### [Challenge]
Pull out every line containing the string "Editor".

### [Records for this task]
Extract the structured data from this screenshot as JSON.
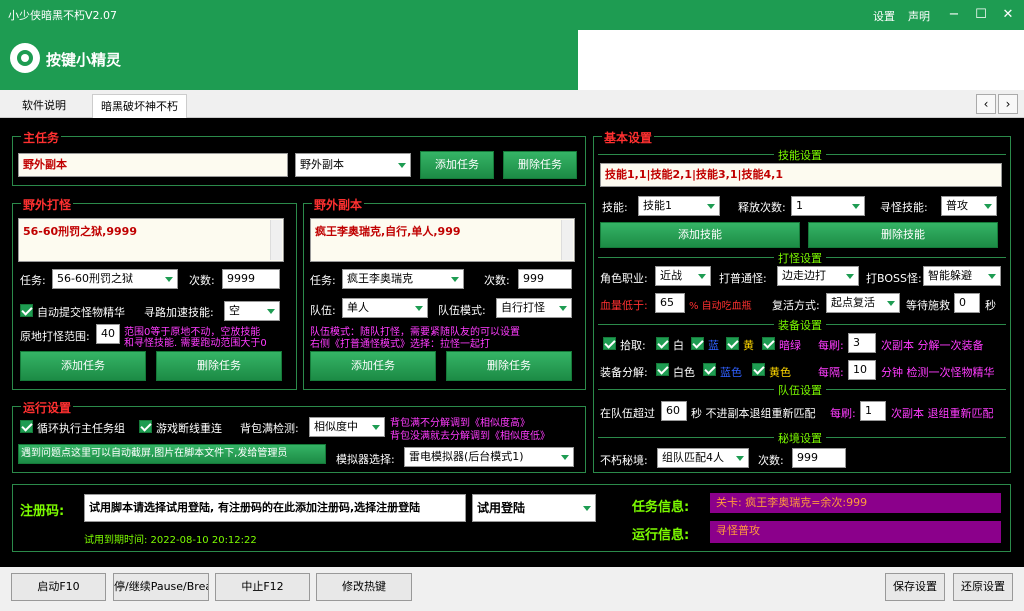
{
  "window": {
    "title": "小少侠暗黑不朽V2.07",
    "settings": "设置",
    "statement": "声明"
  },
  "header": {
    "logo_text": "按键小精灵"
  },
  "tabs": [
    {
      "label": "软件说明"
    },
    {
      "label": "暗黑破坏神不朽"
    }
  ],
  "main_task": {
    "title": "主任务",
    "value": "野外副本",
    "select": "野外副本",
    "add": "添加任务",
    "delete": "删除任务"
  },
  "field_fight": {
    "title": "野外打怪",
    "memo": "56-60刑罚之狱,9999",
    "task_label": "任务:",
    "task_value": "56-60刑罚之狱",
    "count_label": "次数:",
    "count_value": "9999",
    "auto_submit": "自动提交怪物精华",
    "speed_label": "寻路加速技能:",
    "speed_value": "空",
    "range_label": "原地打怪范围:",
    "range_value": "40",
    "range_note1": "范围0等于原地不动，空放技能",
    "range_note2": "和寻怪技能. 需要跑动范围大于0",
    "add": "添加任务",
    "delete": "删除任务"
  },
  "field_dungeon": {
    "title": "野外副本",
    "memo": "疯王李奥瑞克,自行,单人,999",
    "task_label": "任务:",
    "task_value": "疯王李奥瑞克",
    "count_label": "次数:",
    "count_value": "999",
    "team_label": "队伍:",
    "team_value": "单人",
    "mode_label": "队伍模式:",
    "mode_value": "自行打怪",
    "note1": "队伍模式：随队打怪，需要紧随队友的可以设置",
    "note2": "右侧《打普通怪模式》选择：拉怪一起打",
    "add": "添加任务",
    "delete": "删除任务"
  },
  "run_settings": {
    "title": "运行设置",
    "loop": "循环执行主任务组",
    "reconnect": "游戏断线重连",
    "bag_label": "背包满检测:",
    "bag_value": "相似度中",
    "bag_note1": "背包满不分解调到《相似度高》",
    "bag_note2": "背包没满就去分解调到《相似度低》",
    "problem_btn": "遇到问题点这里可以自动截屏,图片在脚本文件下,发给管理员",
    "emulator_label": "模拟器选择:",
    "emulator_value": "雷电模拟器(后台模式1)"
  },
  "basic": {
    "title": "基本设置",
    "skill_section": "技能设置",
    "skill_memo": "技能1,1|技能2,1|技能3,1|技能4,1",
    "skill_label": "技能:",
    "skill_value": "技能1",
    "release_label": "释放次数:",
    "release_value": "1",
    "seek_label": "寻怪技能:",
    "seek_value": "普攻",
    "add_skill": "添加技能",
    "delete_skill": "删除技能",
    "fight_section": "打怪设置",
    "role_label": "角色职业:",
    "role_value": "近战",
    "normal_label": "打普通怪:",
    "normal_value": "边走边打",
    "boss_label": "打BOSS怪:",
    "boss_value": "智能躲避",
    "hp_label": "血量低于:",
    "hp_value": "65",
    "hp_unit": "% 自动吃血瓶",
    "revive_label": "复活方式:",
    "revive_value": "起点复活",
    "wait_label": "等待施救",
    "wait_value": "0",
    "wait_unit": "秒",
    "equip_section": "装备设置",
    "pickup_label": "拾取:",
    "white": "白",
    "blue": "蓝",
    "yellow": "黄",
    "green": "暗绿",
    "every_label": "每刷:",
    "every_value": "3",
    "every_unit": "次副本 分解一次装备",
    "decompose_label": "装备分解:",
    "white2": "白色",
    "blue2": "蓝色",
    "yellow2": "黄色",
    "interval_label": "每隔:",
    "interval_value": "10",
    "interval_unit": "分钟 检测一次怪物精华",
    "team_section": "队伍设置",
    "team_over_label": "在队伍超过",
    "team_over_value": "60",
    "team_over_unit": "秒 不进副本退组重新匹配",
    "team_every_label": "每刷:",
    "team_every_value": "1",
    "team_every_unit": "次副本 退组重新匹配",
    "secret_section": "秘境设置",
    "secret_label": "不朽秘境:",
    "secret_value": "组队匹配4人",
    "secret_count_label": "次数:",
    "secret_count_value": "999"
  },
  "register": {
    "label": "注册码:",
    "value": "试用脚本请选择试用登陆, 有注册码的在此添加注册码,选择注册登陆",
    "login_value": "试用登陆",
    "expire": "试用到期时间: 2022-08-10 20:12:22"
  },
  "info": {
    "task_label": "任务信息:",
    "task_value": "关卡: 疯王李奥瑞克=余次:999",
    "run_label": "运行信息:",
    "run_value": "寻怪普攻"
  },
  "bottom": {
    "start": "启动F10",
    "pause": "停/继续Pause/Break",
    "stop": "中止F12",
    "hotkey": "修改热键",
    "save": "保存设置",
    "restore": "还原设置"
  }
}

--

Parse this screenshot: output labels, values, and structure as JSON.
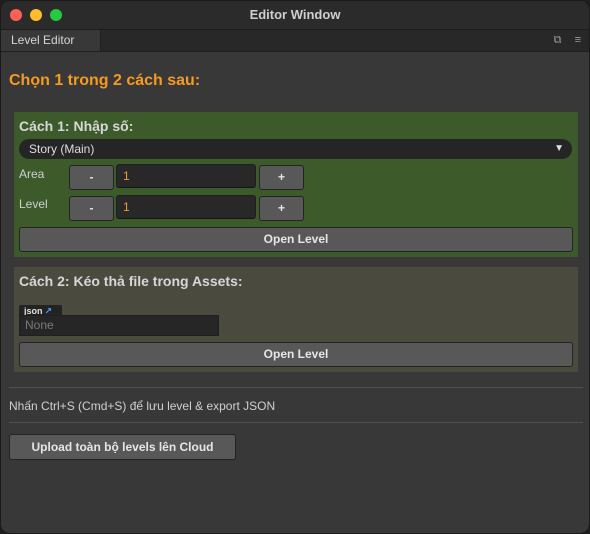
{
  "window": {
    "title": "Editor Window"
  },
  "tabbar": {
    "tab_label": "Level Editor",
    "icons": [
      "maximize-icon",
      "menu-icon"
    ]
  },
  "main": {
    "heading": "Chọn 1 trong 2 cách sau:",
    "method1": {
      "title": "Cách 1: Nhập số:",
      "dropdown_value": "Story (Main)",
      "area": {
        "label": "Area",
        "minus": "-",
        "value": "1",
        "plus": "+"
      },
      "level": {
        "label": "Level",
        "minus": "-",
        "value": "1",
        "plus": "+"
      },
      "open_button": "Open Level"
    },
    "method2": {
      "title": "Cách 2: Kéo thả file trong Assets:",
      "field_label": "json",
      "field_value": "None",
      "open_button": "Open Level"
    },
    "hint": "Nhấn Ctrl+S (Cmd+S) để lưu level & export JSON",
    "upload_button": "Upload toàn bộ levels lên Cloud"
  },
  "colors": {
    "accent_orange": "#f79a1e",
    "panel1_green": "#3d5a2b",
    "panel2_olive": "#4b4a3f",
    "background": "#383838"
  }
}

### [Result of this exercise]
    "title": "Editor Window"
    "tab_label": "Level Editor",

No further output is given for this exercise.